__To be done__.
Transcribe the items below without any change, from the first line up to and including the line that contains "571, 237, 590]".

__Information given__.
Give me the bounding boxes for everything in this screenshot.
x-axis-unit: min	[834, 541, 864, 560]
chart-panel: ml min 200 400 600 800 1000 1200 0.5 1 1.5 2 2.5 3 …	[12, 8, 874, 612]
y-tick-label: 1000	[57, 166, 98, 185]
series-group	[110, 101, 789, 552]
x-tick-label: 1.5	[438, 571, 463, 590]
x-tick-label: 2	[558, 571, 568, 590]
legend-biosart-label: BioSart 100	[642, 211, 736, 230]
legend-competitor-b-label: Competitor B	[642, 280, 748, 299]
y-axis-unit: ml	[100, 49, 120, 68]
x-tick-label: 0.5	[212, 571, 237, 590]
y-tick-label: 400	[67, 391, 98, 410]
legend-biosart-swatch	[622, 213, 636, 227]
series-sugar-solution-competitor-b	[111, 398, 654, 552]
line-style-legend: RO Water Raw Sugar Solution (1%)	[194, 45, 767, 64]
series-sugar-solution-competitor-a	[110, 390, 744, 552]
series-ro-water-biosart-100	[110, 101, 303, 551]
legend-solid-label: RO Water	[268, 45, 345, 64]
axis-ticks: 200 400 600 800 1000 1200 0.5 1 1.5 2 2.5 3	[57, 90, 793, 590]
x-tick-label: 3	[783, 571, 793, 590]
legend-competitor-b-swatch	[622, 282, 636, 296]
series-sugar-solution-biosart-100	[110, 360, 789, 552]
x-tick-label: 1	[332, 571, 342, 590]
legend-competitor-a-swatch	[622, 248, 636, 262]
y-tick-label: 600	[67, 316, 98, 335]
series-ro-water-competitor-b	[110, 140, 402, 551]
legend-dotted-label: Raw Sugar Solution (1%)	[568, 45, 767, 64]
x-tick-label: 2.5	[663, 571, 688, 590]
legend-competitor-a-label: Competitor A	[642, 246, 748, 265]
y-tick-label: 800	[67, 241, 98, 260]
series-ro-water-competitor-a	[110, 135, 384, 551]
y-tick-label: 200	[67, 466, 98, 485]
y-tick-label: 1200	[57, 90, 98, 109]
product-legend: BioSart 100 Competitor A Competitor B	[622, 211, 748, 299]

__Result__.
Give me the bounding boxes for everything in this screenshot.
x-axis-unit: min	[834, 541, 864, 560]
chart-panel: ml min 200 400 600 800 1000 1200 0.5 1 1.5 2 2.5 3 …	[12, 8, 874, 612]
y-tick-label: 1000	[57, 166, 98, 185]
series-group	[110, 101, 789, 552]
x-tick-label: 1.5	[438, 571, 463, 590]
x-tick-label: 2	[558, 571, 568, 590]
legend-biosart-label: BioSart 100	[642, 211, 736, 230]
legend-competitor-b-label: Competitor B	[642, 280, 748, 299]
y-axis-unit: ml	[100, 49, 120, 68]
x-tick-label: 0.5	[212, 571, 237, 590]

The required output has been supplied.